- Exercise details
Write out all of the records precisely. Skip anything that is a picture.

- Supplied information
====================

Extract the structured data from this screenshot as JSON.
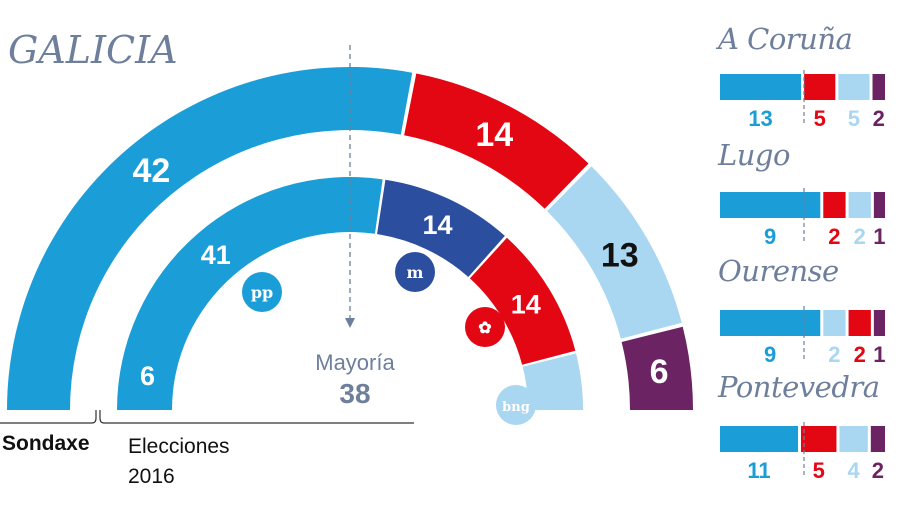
{
  "title": "GALICIA",
  "colors": {
    "pp": "#1b9ed8",
    "psoe": "#e30613",
    "bng": "#a9d6f1",
    "en_marea": "#6b2363",
    "en_marea_2016": "#2c4e9e",
    "text": "#6e7f9c"
  },
  "majority": {
    "label": "Mayoría",
    "value": 38
  },
  "ring_labels": {
    "outer": "Sondaxe",
    "inner": "Elecciones 2016",
    "inner_line1": "Elecciones",
    "inner_line2": "2016"
  },
  "chart_data": [
    {
      "type": "pie",
      "name": "Sondaxe",
      "categories": [
        "PP",
        "PSOE",
        "BNG",
        "En Marea"
      ],
      "values": [
        42,
        14,
        13,
        6
      ],
      "colors": [
        "#1b9ed8",
        "#e30613",
        "#a9d6f1",
        "#6b2363"
      ],
      "label_colors": [
        "#fff",
        "#fff",
        "#111",
        "#fff"
      ],
      "logos": []
    },
    {
      "type": "pie",
      "name": "Elecciones 2016",
      "categories": [
        "PP",
        "En Marea",
        "PSOE",
        "BNG"
      ],
      "values": [
        41,
        14,
        14,
        6
      ],
      "colors": [
        "#1b9ed8",
        "#2c4e9e",
        "#e30613",
        "#a9d6f1"
      ],
      "label_colors": [
        "#fff",
        "#fff",
        "#fff",
        "#fff"
      ],
      "logos": [
        "pp",
        "m",
        "psoe-rose",
        "bng"
      ]
    },
    {
      "type": "bar",
      "stacked": true,
      "orientation": "horizontal",
      "provinces": [
        {
          "name": "A Coruña",
          "parties": [
            "PP",
            "PSOE",
            "BNG",
            "En Marea"
          ],
          "values": [
            13,
            5,
            5,
            2
          ],
          "colors": [
            "#1b9ed8",
            "#e30613",
            "#a9d6f1",
            "#6b2363"
          ]
        },
        {
          "name": "Lugo",
          "parties": [
            "PP",
            "PSOE",
            "BNG",
            "En Marea"
          ],
          "values": [
            9,
            2,
            2,
            1
          ],
          "colors": [
            "#1b9ed8",
            "#e30613",
            "#a9d6f1",
            "#6b2363"
          ]
        },
        {
          "name": "Ourense",
          "parties": [
            "PP",
            "BNG",
            "PSOE",
            "En Marea"
          ],
          "values": [
            9,
            2,
            2,
            1
          ],
          "colors": [
            "#1b9ed8",
            "#a9d6f1",
            "#e30613",
            "#6b2363"
          ]
        },
        {
          "name": "Pontevedra",
          "parties": [
            "PP",
            "PSOE",
            "BNG",
            "En Marea"
          ],
          "values": [
            11,
            5,
            4,
            2
          ],
          "colors": [
            "#1b9ed8",
            "#e30613",
            "#a9d6f1",
            "#6b2363"
          ]
        }
      ]
    }
  ]
}
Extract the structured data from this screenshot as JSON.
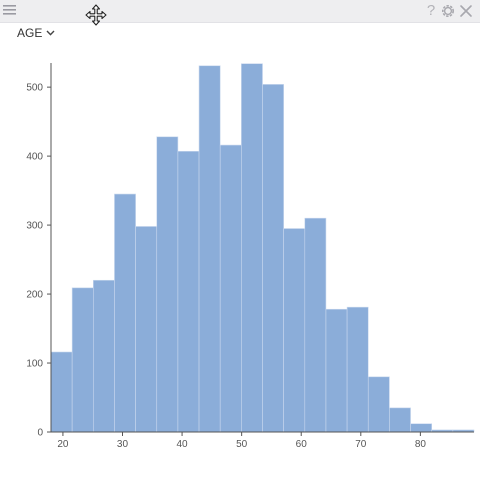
{
  "toolbar": {
    "menu_icon": "hamburger-menu-icon",
    "move_icon": "move-arrows-icon",
    "help_label": "?",
    "settings_icon": "gear-icon",
    "close_icon": "close-icon"
  },
  "field_selector": {
    "value": "AGE",
    "icon": "chevron-down-icon"
  },
  "chart_data": {
    "type": "bar",
    "title": "",
    "xlabel": "",
    "ylabel": "",
    "bar_color": "#8badd9",
    "bar_edge_color": "#c9d8ee",
    "xlim": [
      18,
      89
    ],
    "ylim": [
      0,
      535
    ],
    "x_ticks": [
      20,
      30,
      40,
      50,
      60,
      70,
      80
    ],
    "y_ticks": [
      0,
      100,
      200,
      300,
      400,
      500
    ],
    "bin_width": 3.55,
    "bins": [
      {
        "start": 18.0,
        "end": 21.55,
        "value": 116
      },
      {
        "start": 21.55,
        "end": 25.1,
        "value": 209
      },
      {
        "start": 25.1,
        "end": 28.65,
        "value": 220
      },
      {
        "start": 28.65,
        "end": 32.2,
        "value": 345
      },
      {
        "start": 32.2,
        "end": 35.75,
        "value": 298
      },
      {
        "start": 35.75,
        "end": 39.3,
        "value": 428
      },
      {
        "start": 39.3,
        "end": 42.85,
        "value": 407
      },
      {
        "start": 42.85,
        "end": 46.4,
        "value": 531
      },
      {
        "start": 46.4,
        "end": 49.95,
        "value": 416
      },
      {
        "start": 49.95,
        "end": 53.5,
        "value": 534
      },
      {
        "start": 53.5,
        "end": 57.05,
        "value": 504
      },
      {
        "start": 57.05,
        "end": 60.6,
        "value": 295
      },
      {
        "start": 60.6,
        "end": 64.15,
        "value": 310
      },
      {
        "start": 64.15,
        "end": 67.7,
        "value": 178
      },
      {
        "start": 67.7,
        "end": 71.25,
        "value": 181
      },
      {
        "start": 71.25,
        "end": 74.8,
        "value": 80
      },
      {
        "start": 74.8,
        "end": 78.35,
        "value": 35
      },
      {
        "start": 78.35,
        "end": 81.9,
        "value": 12
      },
      {
        "start": 81.9,
        "end": 85.45,
        "value": 3
      },
      {
        "start": 85.45,
        "end": 89.0,
        "value": 3
      }
    ]
  }
}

====================

- Written response
Extract the structured data from this screenshot as JSON.
{
  "title": "GALICIA",
  "colors": {
    "pp": "#1b9ed8",
    "psoe": "#e30613",
    "bng": "#a9d6f1",
    "en_marea": "#6b2363",
    "en_marea_2016": "#2c4e9e",
    "text": "#6e7f9c"
  },
  "majority": {
    "label": "Mayoría",
    "value": 38
  },
  "ring_labels": {
    "outer": "Sondaxe",
    "inner": "Elecciones 2016",
    "inner_line1": "Elecciones",
    "inner_line2": "2016"
  },
  "chart_data": [
    {
      "type": "pie",
      "name": "Sondaxe",
      "categories": [
        "PP",
        "PSOE",
        "BNG",
        "En Marea"
      ],
      "values": [
        42,
        14,
        13,
        6
      ],
      "colors": [
        "#1b9ed8",
        "#e30613",
        "#a9d6f1",
        "#6b2363"
      ],
      "label_colors": [
        "#fff",
        "#fff",
        "#111",
        "#fff"
      ],
      "logos": []
    },
    {
      "type": "pie",
      "name": "Elecciones 2016",
      "categories": [
        "PP",
        "En Marea",
        "PSOE",
        "BNG"
      ],
      "values": [
        41,
        14,
        14,
        6
      ],
      "colors": [
        "#1b9ed8",
        "#2c4e9e",
        "#e30613",
        "#a9d6f1"
      ],
      "label_colors": [
        "#fff",
        "#fff",
        "#fff",
        "#fff"
      ],
      "logos": [
        "pp",
        "m",
        "psoe-rose",
        "bng"
      ]
    },
    {
      "type": "bar",
      "stacked": true,
      "orientation": "horizontal",
      "provinces": [
        {
          "name": "A Coruña",
          "parties": [
            "PP",
            "PSOE",
            "BNG",
            "En Marea"
          ],
          "values": [
            13,
            5,
            5,
            2
          ],
          "colors": [
            "#1b9ed8",
            "#e30613",
            "#a9d6f1",
            "#6b2363"
          ]
        },
        {
          "name": "Lugo",
          "parties": [
            "PP",
            "PSOE",
            "BNG",
            "En Marea"
          ],
          "values": [
            9,
            2,
            2,
            1
          ],
          "colors": [
            "#1b9ed8",
            "#e30613",
            "#a9d6f1",
            "#6b2363"
          ]
        },
        {
          "name": "Ourense",
          "parties": [
            "PP",
            "BNG",
            "PSOE",
            "En Marea"
          ],
          "values": [
            9,
            2,
            2,
            1
          ],
          "colors": [
            "#1b9ed8",
            "#a9d6f1",
            "#e30613",
            "#6b2363"
          ]
        },
        {
          "name": "Pontevedra",
          "parties": [
            "PP",
            "PSOE",
            "BNG",
            "En Marea"
          ],
          "values": [
            11,
            5,
            4,
            2
          ],
          "colors": [
            "#1b9ed8",
            "#e30613",
            "#a9d6f1",
            "#6b2363"
          ]
        }
      ]
    }
  ]
}
Extract the structured data from this screenshot as JSON.
{
  "toolbar": {
    "menu_icon": "hamburger-menu-icon",
    "move_icon": "move-arrows-icon",
    "help_label": "?",
    "settings_icon": "gear-icon",
    "close_icon": "close-icon"
  },
  "field_selector": {
    "value": "AGE",
    "icon": "chevron-down-icon"
  },
  "chart_data": {
    "type": "bar",
    "title": "",
    "xlabel": "",
    "ylabel": "",
    "bar_color": "#8badd9",
    "bar_edge_color": "#c9d8ee",
    "xlim": [
      18,
      89
    ],
    "ylim": [
      0,
      535
    ],
    "x_ticks": [
      20,
      30,
      40,
      50,
      60,
      70,
      80
    ],
    "y_ticks": [
      0,
      100,
      200,
      300,
      400,
      500
    ],
    "bin_width": 3.55,
    "bins": [
      {
        "start": 18.0,
        "end": 21.55,
        "value": 116
      },
      {
        "start": 21.55,
        "end": 25.1,
        "value": 209
      },
      {
        "start": 25.1,
        "end": 28.65,
        "value": 220
      },
      {
        "start": 28.65,
        "end": 32.2,
        "value": 345
      },
      {
        "start": 32.2,
        "end": 35.75,
        "value": 298
      },
      {
        "start": 35.75,
        "end": 39.3,
        "value": 428
      },
      {
        "start": 39.3,
        "end": 42.85,
        "value": 407
      },
      {
        "start": 42.85,
        "end": 46.4,
        "value": 531
      },
      {
        "start": 46.4,
        "end": 49.95,
        "value": 416
      },
      {
        "start": 49.95,
        "end": 53.5,
        "value": 534
      },
      {
        "start": 53.5,
        "end": 57.05,
        "value": 504
      },
      {
        "start": 57.05,
        "end": 60.6,
        "value": 295
      },
      {
        "start": 60.6,
        "end": 64.15,
        "value": 310
      },
      {
        "start": 64.15,
        "end": 67.7,
        "value": 178
      },
      {
        "start": 67.7,
        "end": 71.25,
        "value": 181
      },
      {
        "start": 71.25,
        "end": 74.8,
        "value": 80
      },
      {
        "start": 74.8,
        "end": 78.35,
        "value": 35
      },
      {
        "start": 78.35,
        "end": 81.9,
        "value": 12
      },
      {
        "start": 81.9,
        "end": 85.45,
        "value": 3
      },
      {
        "start": 85.45,
        "end": 89.0,
        "value": 3
      }
    ]
  }
}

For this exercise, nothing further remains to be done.